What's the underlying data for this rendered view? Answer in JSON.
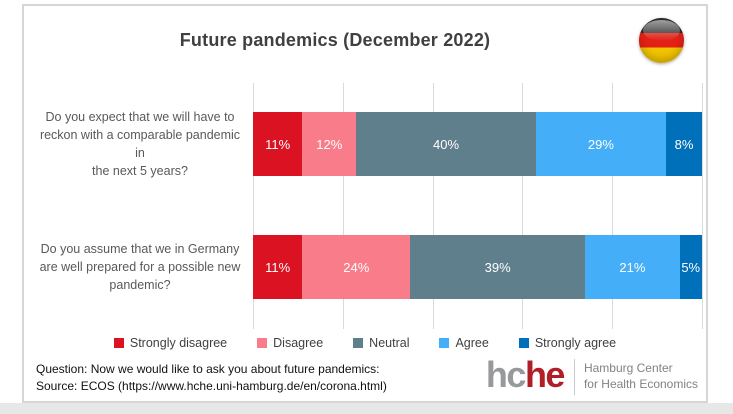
{
  "page": {
    "title": "Future pandemics (December 2022)",
    "flag_icon": "german-flag-round",
    "footer": {
      "line1": "Question: Now we would like to ask you about future pandemics:",
      "line2": "Source: ECOS (https://www.hche.uni-hamburg.de/en/corona.html)"
    },
    "logo": {
      "word_part1": "hc",
      "word_part2": "he",
      "caption_line1": "Hamburg Center",
      "caption_line2": "for Health Economics"
    }
  },
  "colors": {
    "strongly_disagree": "#db1222",
    "disagree": "#f97c8b",
    "neutral": "#5f7f8d",
    "agree": "#45aef8",
    "strongly_agree": "#0070ba",
    "gridline": "#d9d9d9",
    "title_text": "#404040",
    "label_text": "#595959",
    "logo_gray": "#97999c",
    "logo_red": "#b01e28"
  },
  "chart_data": {
    "type": "bar",
    "variant": "horizontal_stacked_100pct",
    "title": "Future pandemics (December 2022)",
    "xlim": [
      0,
      100
    ],
    "grid": true,
    "gridline_interval_pct": 20,
    "legend_position": "bottom",
    "categories": [
      "Do you expect that we will have to reckon with a comparable pandemic in the next 5 years?",
      "Do you assume that we in Germany are well prepared for a possible new pandemic?"
    ],
    "series": [
      {
        "name": "Strongly disagree",
        "values": [
          11,
          11
        ]
      },
      {
        "name": "Disagree",
        "values": [
          12,
          24
        ]
      },
      {
        "name": "Neutral",
        "values": [
          40,
          39
        ]
      },
      {
        "name": "Agree",
        "values": [
          29,
          21
        ]
      },
      {
        "name": "Strongly agree",
        "values": [
          8,
          5
        ]
      }
    ],
    "legend_items": [
      {
        "label": "Strongly disagree",
        "color_key": "strongly_disagree"
      },
      {
        "label": "Disagree",
        "color_key": "disagree"
      },
      {
        "label": "Neutral",
        "color_key": "neutral"
      },
      {
        "label": "Agree",
        "color_key": "agree"
      },
      {
        "label": "Strongly agree",
        "color_key": "strongly_agree"
      }
    ],
    "rows": [
      {
        "label_line1": "Do you expect that we will have to",
        "label_line2": "reckon with a comparable pandemic in",
        "label_line3": "the next 5 years?",
        "segments": [
          {
            "name": "Strongly disagree",
            "value": 11,
            "label": "11%",
            "color": "#db1222"
          },
          {
            "name": "Disagree",
            "value": 12,
            "label": "12%",
            "color": "#f97c8b"
          },
          {
            "name": "Neutral",
            "value": 40,
            "label": "40%",
            "color": "#5f7f8d"
          },
          {
            "name": "Agree",
            "value": 29,
            "label": "29%",
            "color": "#45aef8"
          },
          {
            "name": "Strongly agree",
            "value": 8,
            "label": "8%",
            "color": "#0070ba"
          }
        ]
      },
      {
        "label_line1": "Do you assume that we in Germany",
        "label_line2": "are well prepared for a possible new",
        "label_line3": "pandemic?",
        "segments": [
          {
            "name": "Strongly disagree",
            "value": 11,
            "label": "11%",
            "color": "#db1222"
          },
          {
            "name": "Disagree",
            "value": 24,
            "label": "24%",
            "color": "#f97c8b"
          },
          {
            "name": "Neutral",
            "value": 39,
            "label": "39%",
            "color": "#5f7f8d"
          },
          {
            "name": "Agree",
            "value": 21,
            "label": "21%",
            "color": "#45aef8"
          },
          {
            "name": "Strongly agree",
            "value": 5,
            "label": "5%",
            "color": "#0070ba"
          }
        ]
      }
    ]
  }
}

■ ■ ■ ■

:: Your goal ::
Print each entry shown above with exact wording and no pictures.

:: Complete output ::
What's the underlying data for this rendered view? Answer in JSON.
{
  "page": {
    "title": "Future pandemics (December 2022)",
    "flag_icon": "german-flag-round",
    "footer": {
      "line1": "Question: Now we would like to ask you about future pandemics:",
      "line2": "Source: ECOS (https://www.hche.uni-hamburg.de/en/corona.html)"
    },
    "logo": {
      "word_part1": "hc",
      "word_part2": "he",
      "caption_line1": "Hamburg Center",
      "caption_line2": "for Health Economics"
    }
  },
  "colors": {
    "strongly_disagree": "#db1222",
    "disagree": "#f97c8b",
    "neutral": "#5f7f8d",
    "agree": "#45aef8",
    "strongly_agree": "#0070ba",
    "gridline": "#d9d9d9",
    "title_text": "#404040",
    "label_text": "#595959",
    "logo_gray": "#97999c",
    "logo_red": "#b01e28"
  },
  "chart_data": {
    "type": "bar",
    "variant": "horizontal_stacked_100pct",
    "title": "Future pandemics (December 2022)",
    "xlim": [
      0,
      100
    ],
    "grid": true,
    "gridline_interval_pct": 20,
    "legend_position": "bottom",
    "categories": [
      "Do you expect that we will have to reckon with a comparable pandemic in the next 5 years?",
      "Do you assume that we in Germany are well prepared for a possible new pandemic?"
    ],
    "series": [
      {
        "name": "Strongly disagree",
        "values": [
          11,
          11
        ]
      },
      {
        "name": "Disagree",
        "values": [
          12,
          24
        ]
      },
      {
        "name": "Neutral",
        "values": [
          40,
          39
        ]
      },
      {
        "name": "Agree",
        "values": [
          29,
          21
        ]
      },
      {
        "name": "Strongly agree",
        "values": [
          8,
          5
        ]
      }
    ],
    "legend_items": [
      {
        "label": "Strongly disagree",
        "color_key": "strongly_disagree"
      },
      {
        "label": "Disagree",
        "color_key": "disagree"
      },
      {
        "label": "Neutral",
        "color_key": "neutral"
      },
      {
        "label": "Agree",
        "color_key": "agree"
      },
      {
        "label": "Strongly agree",
        "color_key": "strongly_agree"
      }
    ],
    "rows": [
      {
        "label_line1": "Do you expect that we will have to",
        "label_line2": "reckon with a comparable pandemic in",
        "label_line3": "the next 5 years?",
        "segments": [
          {
            "name": "Strongly disagree",
            "value": 11,
            "label": "11%",
            "color": "#db1222"
          },
          {
            "name": "Disagree",
            "value": 12,
            "label": "12%",
            "color": "#f97c8b"
          },
          {
            "name": "Neutral",
            "value": 40,
            "label": "40%",
            "color": "#5f7f8d"
          },
          {
            "name": "Agree",
            "value": 29,
            "label": "29%",
            "color": "#45aef8"
          },
          {
            "name": "Strongly agree",
            "value": 8,
            "label": "8%",
            "color": "#0070ba"
          }
        ]
      },
      {
        "label_line1": "Do you assume that we in Germany",
        "label_line2": "are well prepared for a possible new",
        "label_line3": "pandemic?",
        "segments": [
          {
            "name": "Strongly disagree",
            "value": 11,
            "label": "11%",
            "color": "#db1222"
          },
          {
            "name": "Disagree",
            "value": 24,
            "label": "24%",
            "color": "#f97c8b"
          },
          {
            "name": "Neutral",
            "value": 39,
            "label": "39%",
            "color": "#5f7f8d"
          },
          {
            "name": "Agree",
            "value": 21,
            "label": "21%",
            "color": "#45aef8"
          },
          {
            "name": "Strongly agree",
            "value": 5,
            "label": "5%",
            "color": "#0070ba"
          }
        ]
      }
    ]
  }
}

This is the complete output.